• **PROBLEM**: From the listing below, pull each line that includes "text".
begin RECORDS TO USE
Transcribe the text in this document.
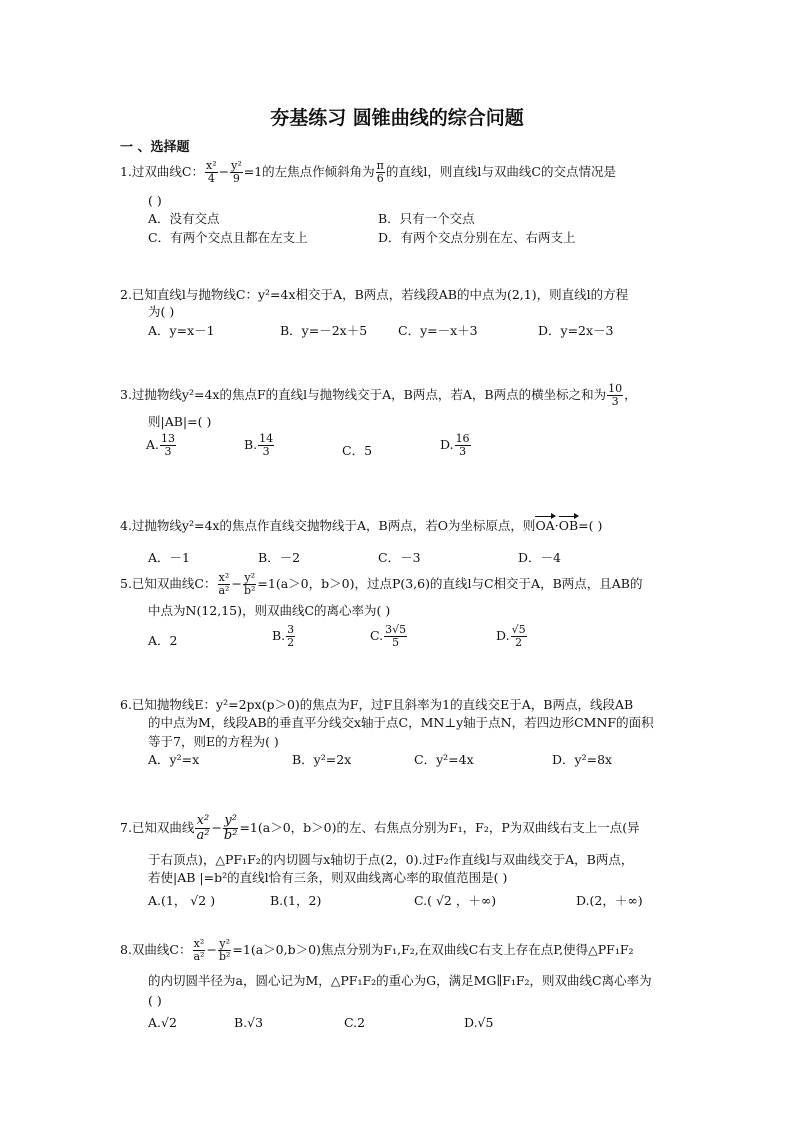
夯基练习 圆锥曲线的综合问题
一 、选择题
1.过双曲线C： $\frac{\text{x²}}{4} - \frac{\text{y²}}{9} =1$的左焦点作倾斜角为 $\frac{\pi}{6}$ 的直线l，则直线l与双曲线C的交点情况是
( )
A．没有交点	B．只有一个交点
C．有两个交点且都在左支上	D．有两个交点分别在左、右两支上
2.已知直线l与抛物线C：y²=4x相交于A，B两点，若线段AB的中点为(2,1)，则直线l的方程
为( )
A．y=x－1	B．y=－2x＋5 C．y=－x＋3	D．y=2x－3
3.过抛物线y²=4x的焦点F的直线l与抛物线交于A，B两点，若A，B两点的横坐标之和为 $\frac{10}{3}$ ，
则|AB|=( )
A. $\frac{13}{3}$	B. $\frac{14}{3}$	C．5	D. $\frac{16}{3}$
4.过抛物线y²=4x的焦点作直线交抛物线于A，B两点，若O为坐标原点，则OA·OB=( )
A．－1	B．－2	C．－3	D．－4
5.已知双曲线C： $\frac{\text{x²}}{\text{a²}} - \frac{\text{y²}}{\text{b²}} =1(a>0$，b＞0)，过点P(3,6)的直线l与C相交于A，B两点，且AB的
中点为N(12,15)，则双曲线C的离心率为( )
A．2	B. $\frac{3}{2}$	C. $\frac{3√5}{5}$	D. $\frac{√5}{2}$
6.已知抛物线E：y²=2px(p＞0)的焦点为F，过F且斜率为1的直线交E于A，B两点，线段AB
的中点为M，线段AB的垂直平分线交x轴于点C，MN⊥y轴于点N，若四边形CMNF的面积
等于7，则E的方程为( )
A．y²=x	B．y²=2x	C．y²=4x	D．y²=8x
7.已知双曲线 $\frac{\text{x²}}{\text{a²}} - \frac{\text{y²}}{\text{b²}} =1(a>0$，b＞0)的左、右焦点分别为F₁，F₂，P为双曲线右支上一点(异
于右顶点)，△PF₁F₂的内切圆与x轴切于点(2，0).过F₂作直线l与双曲线交于A，B两点，
若使|AB |=b²的直线l恰有三条，则双曲线离心率的取值范围是( )
A.(1， √2 )	B.(1，2)	C.( √2 ，＋∞)	D.(2，＋∞)
8.双曲线C： $\frac{\text{x²}}{\text{a²}} - \frac{\text{y²}}{\text{b²}} =1(a>0,b>0)$焦点分别为F₁,F₂,在双曲线C右支上存在点P,使得△PF₁F₂
的内切圆半径为a，圆心记为M，△PF₁F₂的重心为G，满足MG∥F₁F₂，则双曲线C离心率为
( )
A.√2	B.√3	C.2	D.√5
end RECORDS TO USE
• **EXERCISE SOLUTION**:
Transcribe the text in this document.
1.过双曲线C： $\frac{\text{x²}}{4} - \frac{\text{y²}}{9} =1$的左焦点作倾斜角为 $\frac{\pi}{6}$ 的直线l，则直线l与双曲线C的交点情况是
5.已知双曲线C： $\frac{\text{x²}}{\text{a²}} - \frac{\text{y²}}{\text{b²}} =1(a>0$，b＞0)，过点P(3,6)的直线l与C相交于A，B两点，且AB的
7.已知双曲线 $\frac{\text{x²}}{\text{a²}} - \frac{\text{y²}}{\text{b²}} =1(a>0$，b＞0)的左、右焦点分别为F₁，F₂，P为双曲线右支上一点(异
8.双曲线C： $\frac{\text{x²}}{\text{a²}} - \frac{\text{y²}}{\text{b²}} =1(a>0,b>0)$焦点分别为F₁,F₂,在双曲线C右支上存在点P,使得△PF₁F₂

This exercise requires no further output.